▶ **Provided entries**:
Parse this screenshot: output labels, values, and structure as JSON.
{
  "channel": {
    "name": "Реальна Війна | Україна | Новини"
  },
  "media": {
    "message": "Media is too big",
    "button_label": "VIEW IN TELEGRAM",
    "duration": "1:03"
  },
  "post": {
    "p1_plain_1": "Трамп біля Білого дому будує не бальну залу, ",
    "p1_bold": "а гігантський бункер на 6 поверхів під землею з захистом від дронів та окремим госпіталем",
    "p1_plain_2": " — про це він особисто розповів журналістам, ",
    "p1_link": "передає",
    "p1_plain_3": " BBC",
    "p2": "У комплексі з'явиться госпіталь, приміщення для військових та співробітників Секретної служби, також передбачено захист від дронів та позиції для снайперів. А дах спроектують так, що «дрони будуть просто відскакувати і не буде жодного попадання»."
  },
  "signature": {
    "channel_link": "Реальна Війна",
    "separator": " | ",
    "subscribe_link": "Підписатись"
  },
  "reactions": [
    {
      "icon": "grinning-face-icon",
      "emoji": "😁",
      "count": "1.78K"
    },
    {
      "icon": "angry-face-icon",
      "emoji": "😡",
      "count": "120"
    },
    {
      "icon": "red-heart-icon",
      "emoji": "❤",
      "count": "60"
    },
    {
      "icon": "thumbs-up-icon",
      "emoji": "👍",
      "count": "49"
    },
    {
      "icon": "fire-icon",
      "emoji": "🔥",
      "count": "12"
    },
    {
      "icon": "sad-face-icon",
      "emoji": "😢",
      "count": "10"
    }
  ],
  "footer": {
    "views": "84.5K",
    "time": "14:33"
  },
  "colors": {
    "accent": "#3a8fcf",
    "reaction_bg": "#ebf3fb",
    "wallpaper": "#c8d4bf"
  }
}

▶ **Exercise details**: Retype all the material above precisely, with no line left out.

▶ **Response to the task**:
Parse this screenshot: output labels, values, and structure as JSON.
{
  "channel": {
    "name": "Реальна Війна | Україна | Новини"
  },
  "media": {
    "message": "Media is too big",
    "button_label": "VIEW IN TELEGRAM",
    "duration": "1:03"
  },
  "post": {
    "p1_plain_1": "Трамп біля Білого дому будує не бальну залу, ",
    "p1_bold": "а гігантський бункер на 6 поверхів під землею з захистом від дронів та окремим госпіталем",
    "p1_plain_2": " — про це він особисто розповів журналістам, ",
    "p1_link": "передає",
    "p1_plain_3": " BBC",
    "p2": "У комплексі з'явиться госпіталь, приміщення для військових та співробітників Секретної служби, також передбачено захист від дронів та позиції для снайперів. А дах спроектують так, що «дрони будуть просто відскакувати і не буде жодного попадання»."
  },
  "signature": {
    "channel_link": "Реальна Війна",
    "separator": " | ",
    "subscribe_link": "Підписатись"
  },
  "reactions": [
    {
      "icon": "grinning-face-icon",
      "emoji": "😁",
      "count": "1.78K"
    },
    {
      "icon": "angry-face-icon",
      "emoji": "😡",
      "count": "120"
    },
    {
      "icon": "red-heart-icon",
      "emoji": "❤",
      "count": "60"
    },
    {
      "icon": "thumbs-up-icon",
      "emoji": "👍",
      "count": "49"
    },
    {
      "icon": "fire-icon",
      "emoji": "🔥",
      "count": "12"
    },
    {
      "icon": "sad-face-icon",
      "emoji": "😢",
      "count": "10"
    }
  ],
  "footer": {
    "views": "84.5K",
    "time": "14:33"
  },
  "colors": {
    "accent": "#3a8fcf",
    "reaction_bg": "#ebf3fb",
    "wallpaper": "#c8d4bf"
  }
}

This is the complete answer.